◆ **What this task involves**
In your copy, leave out the pictures; write out all the data exactly.

##### Provided information #####

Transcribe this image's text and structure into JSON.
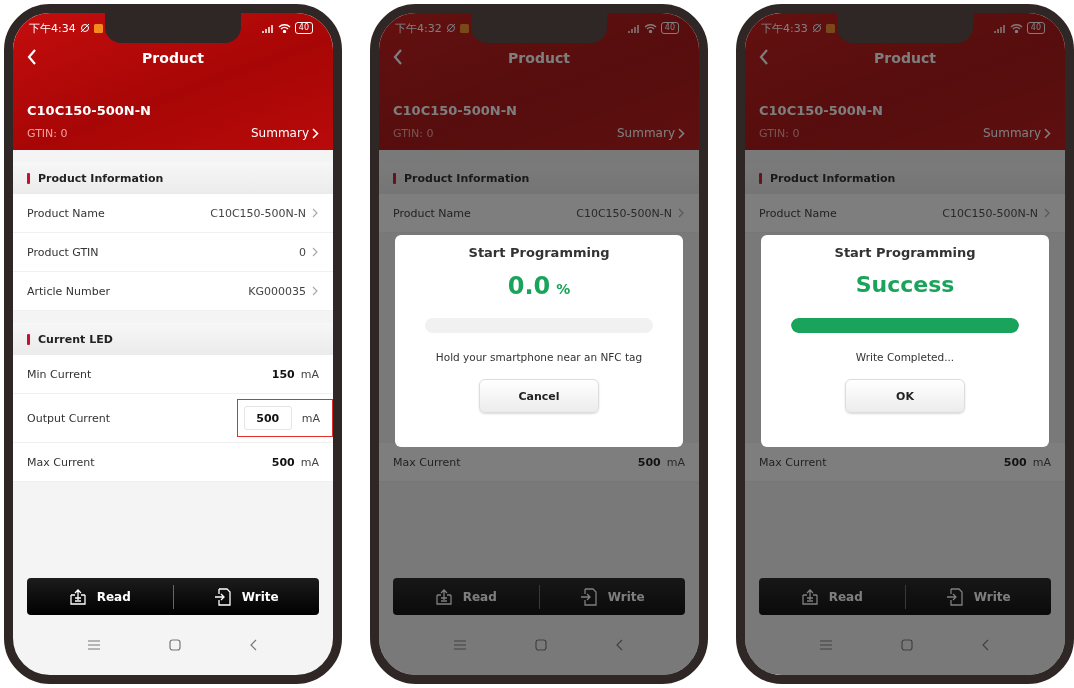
{
  "phones": [
    {
      "dimmed": false,
      "status": {
        "time": "下午4:34",
        "battery": "40"
      },
      "nav_title": "Product",
      "product": {
        "name": "C10C150-500N-N",
        "gtin": "GTIN: 0",
        "summary": "Summary"
      },
      "content": [
        {
          "kind": "section",
          "title": "Product Information"
        },
        {
          "kind": "link",
          "label": "Product Name",
          "value": "C10C150-500N-N"
        },
        {
          "kind": "link",
          "label": "Product GTIN",
          "value": "0"
        },
        {
          "kind": "link",
          "label": "Article Number",
          "value": "KG000035"
        },
        {
          "kind": "section",
          "title": "Current LED"
        },
        {
          "kind": "reading",
          "label": "Min Current",
          "value": "150",
          "unit": "mA"
        },
        {
          "kind": "input",
          "label": "Output Current",
          "value": "500",
          "unit": "mA",
          "highlighted": true
        },
        {
          "kind": "reading",
          "label": "Max Current",
          "value": "500",
          "unit": "mA"
        }
      ],
      "actions": [
        "Read",
        "Write"
      ]
    },
    {
      "dimmed": true,
      "status": {
        "time": "下午4:32",
        "battery": "40"
      },
      "nav_title": "Product",
      "product": {
        "name": "C10C150-500N-N",
        "gtin": "GTIN: 0",
        "summary": "Summary"
      },
      "content": [
        {
          "kind": "section",
          "title": "Product Information"
        },
        {
          "kind": "link",
          "label": "Product Name",
          "value": "C10C150-500N-N"
        },
        {
          "kind": "dialog",
          "title": "Start Programming",
          "value": "0.0",
          "unit": "%",
          "level": 0,
          "message": "Hold your smartphone near an NFC tag",
          "button": "Cancel"
        },
        {
          "kind": "reading",
          "label": "Max Current",
          "value": "500",
          "unit": "mA"
        }
      ],
      "actions": [
        "Read",
        "Write"
      ]
    },
    {
      "dimmed": true,
      "status": {
        "time": "下午4:33",
        "battery": "40"
      },
      "nav_title": "Product",
      "product": {
        "name": "C10C150-500N-N",
        "gtin": "GTIN: 0",
        "summary": "Summary"
      },
      "content": [
        {
          "kind": "section",
          "title": "Product Information"
        },
        {
          "kind": "link",
          "label": "Product Name",
          "value": "C10C150-500N-N"
        },
        {
          "kind": "dialog",
          "title": "Start Programming",
          "value": "Success",
          "level": 1,
          "message": "Write Completed...",
          "button": "OK"
        },
        {
          "kind": "reading",
          "label": "Max Current",
          "value": "500",
          "unit": "mA"
        }
      ],
      "actions": [
        "Read",
        "Write"
      ]
    }
  ]
}
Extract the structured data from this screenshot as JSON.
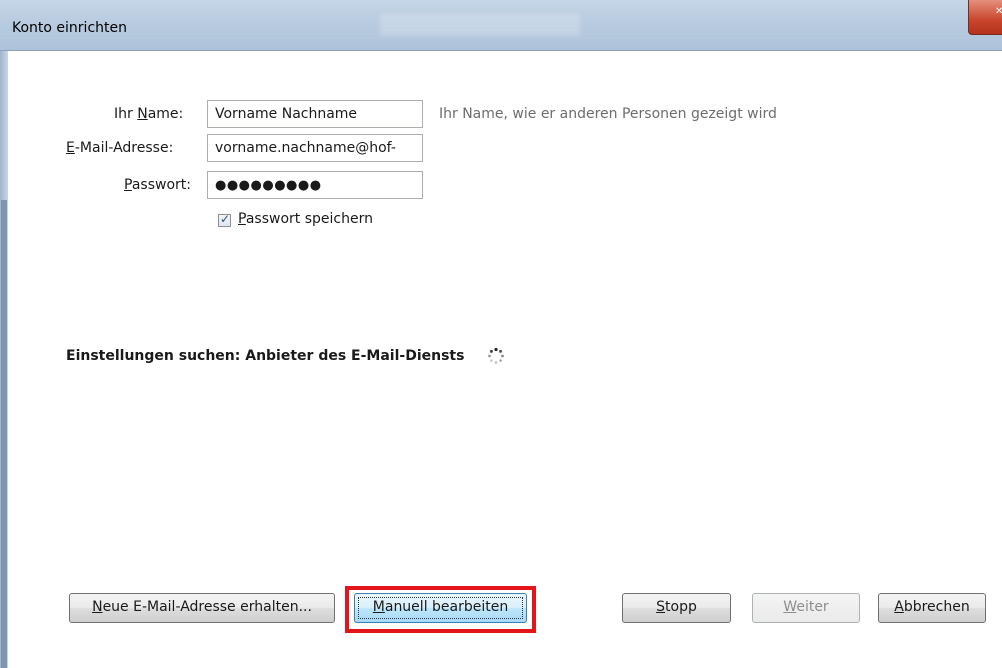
{
  "window": {
    "title": "Konto einrichten"
  },
  "form": {
    "name_label_pre": "Ihr ",
    "name_label_key": "N",
    "name_label_post": "ame:",
    "name_value": "Vorname Nachname",
    "name_hint": "Ihr Name, wie er anderen Personen gezeigt wird",
    "email_label_key": "E",
    "email_label_post": "-Mail-Adresse:",
    "email_value": "vorname.nachname@hof-",
    "password_label_key": "P",
    "password_label_post": "asswort:",
    "password_value": "●●●●●●●●●",
    "remember_password_key": "P",
    "remember_password_post": "asswort speichern",
    "remember_password_checked": true
  },
  "status": {
    "text": "Einstellungen suchen: Anbieter des E-Mail-Diensts"
  },
  "buttons": {
    "new_email_key": "N",
    "new_email_post": "eue E-Mail-Adresse erhalten...",
    "manual_key": "M",
    "manual_post": "anuell bearbeiten",
    "stop_key": "S",
    "stop_post": "topp",
    "next_key": "W",
    "next_post": "eiter",
    "cancel_key": "A",
    "cancel_post": "bbrechen"
  },
  "colors": {
    "highlight": "#e3151b",
    "hint_text": "#6d6d6d"
  },
  "icons": {
    "spinner": "loading-spinner-icon",
    "close": "close-icon",
    "checkmark": "checkmark-icon"
  }
}
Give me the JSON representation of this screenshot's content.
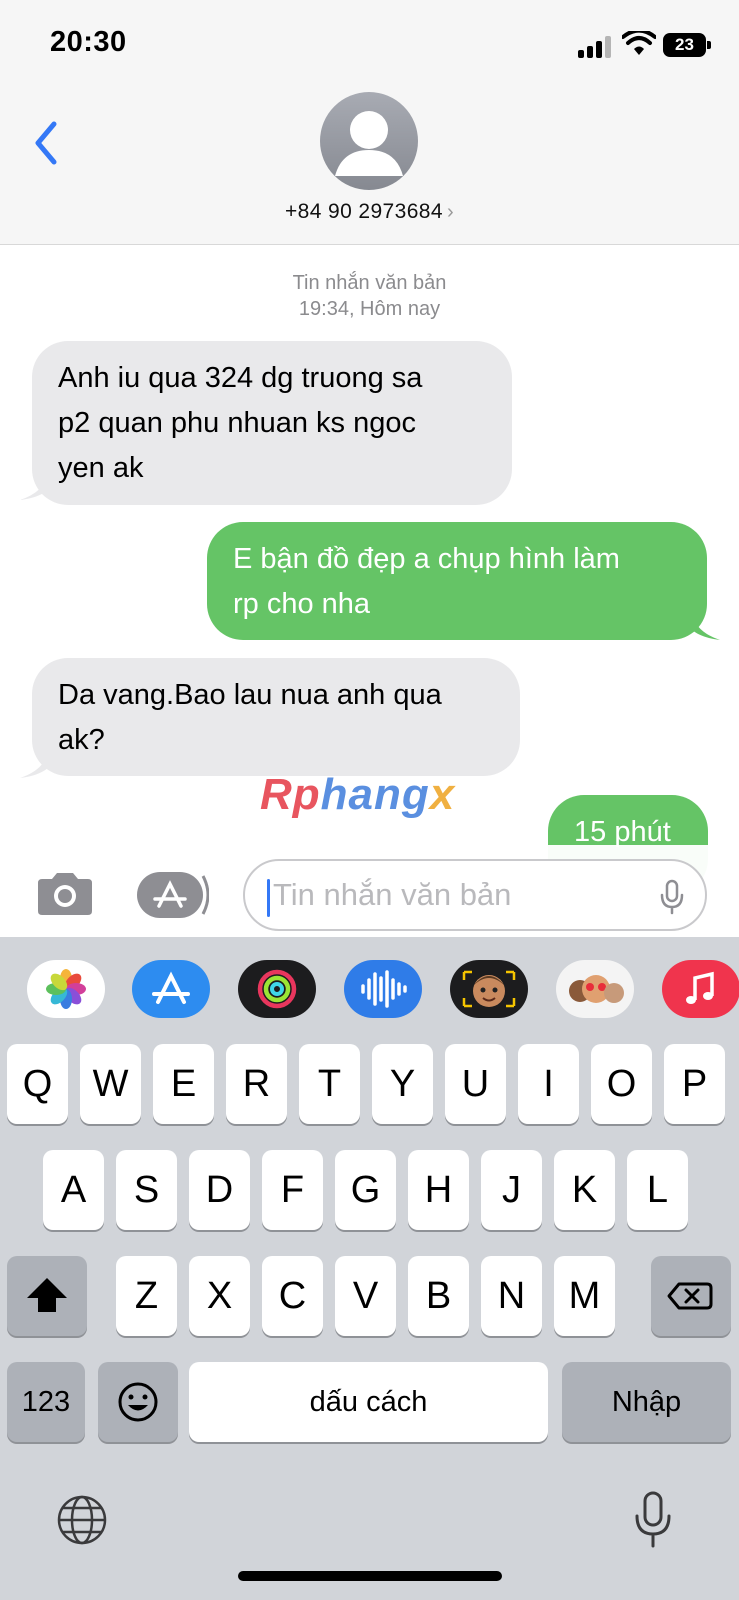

#####

◆ **Written solution**
Transcribe this image's text and structure into JSON.
{
  "phones": [
    {
      "dimmed": false,
      "status": {
        "time": "下午4:34",
        "battery": "40"
      },
      "nav_title": "Product",
      "product": {
        "name": "C10C150-500N-N",
        "gtin": "GTIN: 0",
        "summary": "Summary"
      },
      "content": [
        {
          "kind": "section",
          "title": "Product Information"
        },
        {
          "kind": "link",
          "label": "Product Name",
          "value": "C10C150-500N-N"
        },
        {
          "kind": "link",
          "label": "Product GTIN",
          "value": "0"
        },
        {
          "kind": "link",
          "label": "Article Number",
          "value": "KG000035"
        },
        {
          "kind": "section",
          "title": "Current LED"
        },
        {
          "kind": "reading",
          "label": "Min Current",
          "value": "150",
          "unit": "mA"
        },
        {
          "kind": "input",
          "label": "Output Current",
          "value": "500",
          "unit": "mA",
          "highlighted": true
        },
        {
          "kind": "reading",
          "label": "Max Current",
          "value": "500",
          "unit": "mA"
        }
      ],
      "actions": [
        "Read",
        "Write"
      ]
    },
    {
      "dimmed": true,
      "status": {
        "time": "下午4:32",
        "battery": "40"
      },
      "nav_title": "Product",
      "product": {
        "name": "C10C150-500N-N",
        "gtin": "GTIN: 0",
        "summary": "Summary"
      },
      "content": [
        {
          "kind": "section",
          "title": "Product Information"
        },
        {
          "kind": "link",
          "label": "Product Name",
          "value": "C10C150-500N-N"
        },
        {
          "kind": "dialog",
          "title": "Start Programming",
          "value": "0.0",
          "unit": "%",
          "level": 0,
          "message": "Hold your smartphone near an NFC tag",
          "button": "Cancel"
        },
        {
          "kind": "reading",
          "label": "Max Current",
          "value": "500",
          "unit": "mA"
        }
      ],
      "actions": [
        "Read",
        "Write"
      ]
    },
    {
      "dimmed": true,
      "status": {
        "time": "下午4:33",
        "battery": "40"
      },
      "nav_title": "Product",
      "product": {
        "name": "C10C150-500N-N",
        "gtin": "GTIN: 0",
        "summary": "Summary"
      },
      "content": [
        {
          "kind": "section",
          "title": "Product Information"
        },
        {
          "kind": "link",
          "label": "Product Name",
          "value": "C10C150-500N-N"
        },
        {
          "kind": "dialog",
          "title": "Start Programming",
          "value": "Success",
          "level": 1,
          "message": "Write Completed...",
          "button": "OK"
        },
        {
          "kind": "reading",
          "label": "Max Current",
          "value": "500",
          "unit": "mA"
        }
      ],
      "actions": [
        "Read",
        "Write"
      ]
    }
  ]
}
Extract the structured data from this screenshot as JSON.
{
  "window": {
    "title": "Konto einrichten"
  },
  "form": {
    "name_label_pre": "Ihr ",
    "name_label_key": "N",
    "name_label_post": "ame:",
    "name_value": "Vorname Nachname",
    "name_hint": "Ihr Name, wie er anderen Personen gezeigt wird",
    "email_label_key": "E",
    "email_label_post": "-Mail-Adresse:",
    "email_value": "vorname.nachname@hof-",
    "password_label_key": "P",
    "password_label_post": "asswort:",
    "password_value": "●●●●●●●●●",
    "remember_password_key": "P",
    "remember_password_post": "asswort speichern",
    "remember_password_checked": true
  },
  "status": {
    "text": "Einstellungen suchen: Anbieter des E-Mail-Diensts"
  },
  "buttons": {
    "new_email_key": "N",
    "new_email_post": "eue E-Mail-Adresse erhalten...",
    "manual_key": "M",
    "manual_post": "anuell bearbeiten",
    "stop_key": "S",
    "stop_post": "topp",
    "next_key": "W",
    "next_post": "eiter",
    "cancel_key": "A",
    "cancel_post": "bbrechen"
  },
  "colors": {
    "highlight": "#e3151b",
    "hint_text": "#6d6d6d"
  },
  "icons": {
    "spinner": "loading-spinner-icon",
    "close": "close-icon",
    "checkmark": "checkmark-icon"
  }
}
Give me the JSON representation of this screenshot's content.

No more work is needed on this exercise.